══ SUPPLIED INFORMATION ══
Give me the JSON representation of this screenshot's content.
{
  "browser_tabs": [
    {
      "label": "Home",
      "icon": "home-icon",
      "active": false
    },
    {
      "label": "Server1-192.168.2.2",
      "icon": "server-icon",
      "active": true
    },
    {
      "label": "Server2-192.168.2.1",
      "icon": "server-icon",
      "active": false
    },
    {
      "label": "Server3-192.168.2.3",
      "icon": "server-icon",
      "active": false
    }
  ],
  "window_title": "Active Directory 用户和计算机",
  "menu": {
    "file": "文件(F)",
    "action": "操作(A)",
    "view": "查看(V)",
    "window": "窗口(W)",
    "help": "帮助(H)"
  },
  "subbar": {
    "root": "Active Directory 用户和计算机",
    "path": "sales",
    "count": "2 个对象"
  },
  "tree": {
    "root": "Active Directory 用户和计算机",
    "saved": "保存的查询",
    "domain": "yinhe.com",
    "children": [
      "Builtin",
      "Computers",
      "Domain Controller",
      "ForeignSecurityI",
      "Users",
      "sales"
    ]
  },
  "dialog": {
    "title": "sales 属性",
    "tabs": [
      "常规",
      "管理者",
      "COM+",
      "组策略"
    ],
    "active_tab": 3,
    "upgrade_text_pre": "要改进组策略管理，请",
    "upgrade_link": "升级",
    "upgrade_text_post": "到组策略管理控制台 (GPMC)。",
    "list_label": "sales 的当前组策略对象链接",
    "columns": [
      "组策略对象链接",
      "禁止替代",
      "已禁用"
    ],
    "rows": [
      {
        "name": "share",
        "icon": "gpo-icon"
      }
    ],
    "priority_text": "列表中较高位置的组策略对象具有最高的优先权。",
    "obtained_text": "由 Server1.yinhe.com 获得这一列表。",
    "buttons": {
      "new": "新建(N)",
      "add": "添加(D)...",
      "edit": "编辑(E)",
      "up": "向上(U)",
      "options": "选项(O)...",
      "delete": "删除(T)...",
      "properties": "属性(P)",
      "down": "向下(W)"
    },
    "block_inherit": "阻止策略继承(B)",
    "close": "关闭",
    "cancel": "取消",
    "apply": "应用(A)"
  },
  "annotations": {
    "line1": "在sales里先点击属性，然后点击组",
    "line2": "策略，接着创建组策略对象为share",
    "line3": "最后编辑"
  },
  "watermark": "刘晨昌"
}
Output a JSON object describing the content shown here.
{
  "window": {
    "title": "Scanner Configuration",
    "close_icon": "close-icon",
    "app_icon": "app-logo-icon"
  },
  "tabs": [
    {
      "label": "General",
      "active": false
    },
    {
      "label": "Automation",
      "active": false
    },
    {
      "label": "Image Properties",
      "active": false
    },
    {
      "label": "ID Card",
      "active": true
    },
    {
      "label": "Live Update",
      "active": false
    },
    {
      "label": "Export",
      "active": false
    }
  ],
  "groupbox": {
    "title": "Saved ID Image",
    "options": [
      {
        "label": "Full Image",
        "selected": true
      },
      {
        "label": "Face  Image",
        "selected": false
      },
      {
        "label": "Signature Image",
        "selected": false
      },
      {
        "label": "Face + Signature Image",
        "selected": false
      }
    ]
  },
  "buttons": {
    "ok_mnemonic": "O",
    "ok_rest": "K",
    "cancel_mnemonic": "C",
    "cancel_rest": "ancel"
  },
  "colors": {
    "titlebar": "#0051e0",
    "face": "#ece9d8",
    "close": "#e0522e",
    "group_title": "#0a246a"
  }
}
═══
Look through the data and gather every line with the string "yinhe" in it.

**ANSWER TO THIS TASK**
    "domain": "yinhe.com",
    "obtained_text": "由 Server1.yinhe.com 获得这一列表。",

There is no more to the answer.